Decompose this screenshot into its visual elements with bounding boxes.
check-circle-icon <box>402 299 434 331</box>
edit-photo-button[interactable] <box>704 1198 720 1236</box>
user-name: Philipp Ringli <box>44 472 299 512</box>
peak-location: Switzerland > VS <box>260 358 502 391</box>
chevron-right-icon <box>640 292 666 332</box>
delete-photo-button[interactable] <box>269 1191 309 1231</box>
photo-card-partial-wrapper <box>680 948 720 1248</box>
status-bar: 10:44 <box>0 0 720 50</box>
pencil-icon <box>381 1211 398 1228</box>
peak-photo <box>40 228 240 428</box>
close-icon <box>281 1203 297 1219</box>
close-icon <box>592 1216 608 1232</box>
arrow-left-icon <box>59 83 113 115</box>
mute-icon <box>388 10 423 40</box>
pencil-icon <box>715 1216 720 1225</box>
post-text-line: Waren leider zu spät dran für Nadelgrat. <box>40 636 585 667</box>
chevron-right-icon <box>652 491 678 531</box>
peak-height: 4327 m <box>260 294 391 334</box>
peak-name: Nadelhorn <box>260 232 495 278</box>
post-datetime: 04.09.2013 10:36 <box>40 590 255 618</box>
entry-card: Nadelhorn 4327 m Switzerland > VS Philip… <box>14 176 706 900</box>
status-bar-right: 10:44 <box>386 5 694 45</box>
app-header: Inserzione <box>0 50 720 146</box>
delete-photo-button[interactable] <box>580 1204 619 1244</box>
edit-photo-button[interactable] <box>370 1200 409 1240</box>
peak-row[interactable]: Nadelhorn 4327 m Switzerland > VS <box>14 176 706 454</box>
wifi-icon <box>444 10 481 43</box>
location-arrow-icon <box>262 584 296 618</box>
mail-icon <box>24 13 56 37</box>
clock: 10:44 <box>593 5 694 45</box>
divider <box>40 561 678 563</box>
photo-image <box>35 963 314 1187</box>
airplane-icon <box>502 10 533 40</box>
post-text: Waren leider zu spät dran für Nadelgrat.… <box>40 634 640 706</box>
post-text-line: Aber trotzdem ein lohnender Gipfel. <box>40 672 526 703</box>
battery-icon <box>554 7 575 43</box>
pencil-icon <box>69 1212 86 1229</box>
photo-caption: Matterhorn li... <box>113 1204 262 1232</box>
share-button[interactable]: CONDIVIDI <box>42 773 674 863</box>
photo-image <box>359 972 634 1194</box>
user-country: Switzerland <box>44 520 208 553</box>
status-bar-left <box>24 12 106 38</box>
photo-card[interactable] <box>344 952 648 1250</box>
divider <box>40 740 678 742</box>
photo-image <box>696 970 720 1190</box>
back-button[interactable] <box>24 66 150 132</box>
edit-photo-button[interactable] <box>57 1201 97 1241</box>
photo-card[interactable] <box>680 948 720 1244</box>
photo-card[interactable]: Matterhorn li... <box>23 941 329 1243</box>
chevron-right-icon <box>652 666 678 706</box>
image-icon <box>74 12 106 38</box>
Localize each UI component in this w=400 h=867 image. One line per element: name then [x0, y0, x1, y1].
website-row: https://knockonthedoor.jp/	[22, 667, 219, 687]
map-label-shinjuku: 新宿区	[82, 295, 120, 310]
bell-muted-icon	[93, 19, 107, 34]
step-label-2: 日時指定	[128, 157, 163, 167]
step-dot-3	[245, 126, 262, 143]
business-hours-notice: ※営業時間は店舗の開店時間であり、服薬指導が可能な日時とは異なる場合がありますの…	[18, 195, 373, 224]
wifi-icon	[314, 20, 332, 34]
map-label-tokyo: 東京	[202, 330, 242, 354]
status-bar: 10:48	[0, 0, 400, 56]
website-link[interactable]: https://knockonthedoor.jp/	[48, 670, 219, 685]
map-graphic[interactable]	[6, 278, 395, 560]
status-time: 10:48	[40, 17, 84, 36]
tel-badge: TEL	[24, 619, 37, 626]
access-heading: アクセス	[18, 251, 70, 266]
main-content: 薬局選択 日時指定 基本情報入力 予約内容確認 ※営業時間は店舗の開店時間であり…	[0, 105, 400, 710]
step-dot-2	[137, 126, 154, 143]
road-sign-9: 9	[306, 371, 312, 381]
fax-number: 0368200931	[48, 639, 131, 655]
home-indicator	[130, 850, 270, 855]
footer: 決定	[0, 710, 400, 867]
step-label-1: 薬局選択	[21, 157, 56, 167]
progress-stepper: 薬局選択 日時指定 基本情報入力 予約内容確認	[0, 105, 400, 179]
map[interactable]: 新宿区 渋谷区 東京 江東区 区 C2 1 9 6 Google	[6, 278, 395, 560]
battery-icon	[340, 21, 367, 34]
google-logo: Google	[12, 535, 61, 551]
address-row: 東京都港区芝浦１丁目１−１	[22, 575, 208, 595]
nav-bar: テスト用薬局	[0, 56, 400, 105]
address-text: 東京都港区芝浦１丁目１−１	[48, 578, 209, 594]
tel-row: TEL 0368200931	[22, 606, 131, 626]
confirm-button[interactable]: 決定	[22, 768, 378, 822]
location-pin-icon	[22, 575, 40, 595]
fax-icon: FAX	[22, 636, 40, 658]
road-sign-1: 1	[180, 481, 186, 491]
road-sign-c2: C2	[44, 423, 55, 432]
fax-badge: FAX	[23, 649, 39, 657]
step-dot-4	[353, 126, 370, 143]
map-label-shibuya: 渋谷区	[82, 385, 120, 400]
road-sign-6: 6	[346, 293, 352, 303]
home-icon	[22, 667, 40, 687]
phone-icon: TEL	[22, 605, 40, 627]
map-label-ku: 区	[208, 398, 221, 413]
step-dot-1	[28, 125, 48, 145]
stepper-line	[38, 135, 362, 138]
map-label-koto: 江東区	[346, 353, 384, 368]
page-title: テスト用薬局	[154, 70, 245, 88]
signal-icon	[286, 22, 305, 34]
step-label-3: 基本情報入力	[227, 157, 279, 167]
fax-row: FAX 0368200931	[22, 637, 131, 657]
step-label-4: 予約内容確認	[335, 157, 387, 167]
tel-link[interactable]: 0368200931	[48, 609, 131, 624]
--------------------------------
__Aim of the exercise__.
Please write out all the items above again, substituting "edit-icon" for every "pencil-icon" and leaving everything else unchanged.

__Solution to this task__.
Decompose this screenshot into its visual elements with bounding boxes.
check-circle-icon <box>402 299 434 331</box>
edit-photo-button[interactable] <box>704 1198 720 1236</box>
user-name: Philipp Ringli <box>44 472 299 512</box>
peak-location: Switzerland > VS <box>260 358 502 391</box>
chevron-right-icon <box>640 292 666 332</box>
delete-photo-button[interactable] <box>269 1191 309 1231</box>
photo-card-partial-wrapper <box>680 948 720 1248</box>
status-bar: 10:44 <box>0 0 720 50</box>
edit-icon <box>381 1211 398 1228</box>
peak-photo <box>40 228 240 428</box>
close-icon <box>281 1203 297 1219</box>
close-icon <box>592 1216 608 1232</box>
arrow-left-icon <box>59 83 113 115</box>
mute-icon <box>388 10 423 40</box>
edit-icon <box>715 1216 720 1225</box>
post-text-line: Waren leider zu spät dran für Nadelgrat. <box>40 636 585 667</box>
chevron-right-icon <box>652 491 678 531</box>
peak-height: 4327 m <box>260 294 391 334</box>
peak-name: Nadelhorn <box>260 232 495 278</box>
post-datetime: 04.09.2013 10:36 <box>40 590 255 618</box>
entry-card: Nadelhorn 4327 m Switzerland > VS Philip… <box>14 176 706 900</box>
status-bar-right: 10:44 <box>386 5 694 45</box>
app-header: Inserzione <box>0 50 720 146</box>
delete-photo-button[interactable] <box>580 1204 619 1244</box>
edit-photo-button[interactable] <box>370 1200 409 1240</box>
peak-row[interactable]: Nadelhorn 4327 m Switzerland > VS <box>14 176 706 454</box>
wifi-icon <box>444 10 481 43</box>
location-arrow-icon <box>262 584 296 618</box>
mail-icon <box>24 13 56 37</box>
clock: 10:44 <box>593 5 694 45</box>
divider <box>40 561 678 563</box>
photo-image <box>35 963 314 1187</box>
airplane-icon <box>502 10 533 40</box>
post-text: Waren leider zu spät dran für Nadelgrat.… <box>40 634 640 706</box>
post-text-line: Aber trotzdem ein lohnender Gipfel. <box>40 672 526 703</box>
battery-icon <box>554 7 575 43</box>
edit-icon <box>69 1212 86 1229</box>
photo-caption: Matterhorn li... <box>113 1204 262 1232</box>
share-button[interactable]: CONDIVIDI <box>42 773 674 863</box>
photo-image <box>359 972 634 1194</box>
user-country: Switzerland <box>44 520 208 553</box>
status-bar-left <box>24 12 106 38</box>
photo-card[interactable] <box>344 952 648 1250</box>
divider <box>40 740 678 742</box>
photo-image <box>696 970 720 1190</box>
back-button[interactable] <box>24 66 150 132</box>
edit-photo-button[interactable] <box>57 1201 97 1241</box>
photo-card[interactable] <box>680 948 720 1244</box>
photo-card[interactable]: Matterhorn li... <box>23 941 329 1243</box>
chevron-right-icon <box>652 666 678 706</box>
image-icon <box>74 12 106 38</box>
Localize each UI component in this w=400 h=867 image. One line per element: name then [x0, y0, x1, y1].
website-row: https://knockonthedoor.jp/	[22, 667, 219, 687]
map-label-shinjuku: 新宿区	[82, 295, 120, 310]
bell-muted-icon	[93, 19, 107, 34]
step-label-2: 日時指定	[128, 157, 163, 167]
step-dot-3	[245, 126, 262, 143]
business-hours-notice: ※営業時間は店舗の開店時間であり、服薬指導が可能な日時とは異なる場合がありますの…	[18, 195, 373, 224]
wifi-icon	[314, 20, 332, 34]
map-label-tokyo: 東京	[202, 330, 242, 354]
status-bar: 10:48	[0, 0, 400, 56]
website-link[interactable]: https://knockonthedoor.jp/	[48, 670, 219, 685]
map-graphic[interactable]	[6, 278, 395, 560]
status-time: 10:48	[40, 17, 84, 36]
tel-badge: TEL	[24, 619, 37, 626]
access-heading: アクセス	[18, 251, 70, 266]
main-content: 薬局選択 日時指定 基本情報入力 予約内容確認 ※営業時間は店舗の開店時間であり…	[0, 105, 400, 710]
step-dot-2	[137, 126, 154, 143]
road-sign-9: 9	[306, 371, 312, 381]
fax-number: 0368200931	[48, 639, 131, 655]
home-indicator	[130, 850, 270, 855]
footer: 決定	[0, 710, 400, 867]
step-label-1: 薬局選択	[21, 157, 56, 167]
progress-stepper: 薬局選択 日時指定 基本情報入力 予約内容確認	[0, 105, 400, 179]
map[interactable]: 新宿区 渋谷区 東京 江東区 区 C2 1 9 6 Google	[6, 278, 395, 560]
battery-icon	[340, 21, 367, 34]
google-logo: Google	[12, 535, 61, 551]
address-row: 東京都港区芝浦１丁目１−１	[22, 575, 208, 595]
nav-bar: テスト用薬局	[0, 56, 400, 105]
address-text: 東京都港区芝浦１丁目１−１	[48, 578, 209, 594]
tel-row: TEL 0368200931	[22, 606, 131, 626]
confirm-button[interactable]: 決定	[22, 768, 378, 822]
location-pin-icon	[22, 575, 40, 595]
fax-icon: FAX	[22, 636, 40, 658]
road-sign-1: 1	[180, 481, 186, 491]
road-sign-c2: C2	[44, 423, 55, 432]
fax-badge: FAX	[23, 649, 39, 657]
step-dot-4	[353, 126, 370, 143]
map-label-shibuya: 渋谷区	[82, 385, 120, 400]
road-sign-6: 6	[346, 293, 352, 303]
home-icon	[22, 667, 40, 687]
phone-icon: TEL	[22, 605, 40, 627]
map-label-ku: 区	[208, 398, 221, 413]
step-dot-1	[28, 125, 48, 145]
stepper-line	[38, 135, 362, 138]
map-label-koto: 江東区	[346, 353, 384, 368]
page-title: テスト用薬局	[154, 70, 245, 88]
signal-icon	[286, 22, 305, 34]
step-label-3: 基本情報入力	[227, 157, 279, 167]
fax-row: FAX 0368200931	[22, 637, 131, 657]
step-label-4: 予約内容確認	[335, 157, 387, 167]
tel-link[interactable]: 0368200931	[48, 609, 131, 624]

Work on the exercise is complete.